Goal of the exercise. In full and without alteration, give the listing again.

Materials provided.
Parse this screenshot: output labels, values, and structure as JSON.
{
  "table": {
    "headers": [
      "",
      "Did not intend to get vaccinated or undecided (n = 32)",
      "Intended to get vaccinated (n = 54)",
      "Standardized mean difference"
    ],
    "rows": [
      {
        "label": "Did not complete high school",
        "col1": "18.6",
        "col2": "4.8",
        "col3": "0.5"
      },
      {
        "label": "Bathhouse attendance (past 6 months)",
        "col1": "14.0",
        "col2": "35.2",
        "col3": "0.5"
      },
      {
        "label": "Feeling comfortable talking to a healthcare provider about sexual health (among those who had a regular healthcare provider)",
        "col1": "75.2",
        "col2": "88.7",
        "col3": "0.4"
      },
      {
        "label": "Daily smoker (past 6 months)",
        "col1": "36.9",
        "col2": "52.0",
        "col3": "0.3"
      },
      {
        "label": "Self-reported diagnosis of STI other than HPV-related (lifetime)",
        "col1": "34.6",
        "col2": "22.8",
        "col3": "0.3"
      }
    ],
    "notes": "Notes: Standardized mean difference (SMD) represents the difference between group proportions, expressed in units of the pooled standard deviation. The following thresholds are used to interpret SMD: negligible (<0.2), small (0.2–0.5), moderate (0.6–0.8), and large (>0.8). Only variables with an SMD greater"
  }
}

Written answer.
Parse this screenshot: output labels, values, and structure as JSON.
{
  "table": {
    "headers": [
      "",
      "Did not intend to get vaccinated or undecided (n = 32)",
      "Intended to get vaccinated (n = 54)",
      "Standardized mean difference"
    ],
    "rows": [
      {
        "label": "Did not complete high school",
        "col1": "18.6",
        "col2": "4.8",
        "col3": "0.5"
      },
      {
        "label": "Bathhouse attendance (past 6 months)",
        "col1": "14.0",
        "col2": "35.2",
        "col3": "0.5"
      },
      {
        "label": "Feeling comfortable talking to a healthcare provider about sexual health (among those who had a regular healthcare provider)",
        "col1": "75.2",
        "col2": "88.7",
        "col3": "0.4"
      },
      {
        "label": "Daily smoker (past 6 months)",
        "col1": "36.9",
        "col2": "52.0",
        "col3": "0.3"
      },
      {
        "label": "Self-reported diagnosis of STI other than HPV-related (lifetime)",
        "col1": "34.6",
        "col2": "22.8",
        "col3": "0.3"
      }
    ],
    "notes": "Notes: Standardized mean difference (SMD) represents the difference between group proportions, expressed in units of the pooled standard deviation. The following thresholds are used to interpret SMD: negligible (<0.2), small (0.2–0.5), moderate (0.6–0.8), and large (>0.8). Only variables with an SMD greater"
  }
}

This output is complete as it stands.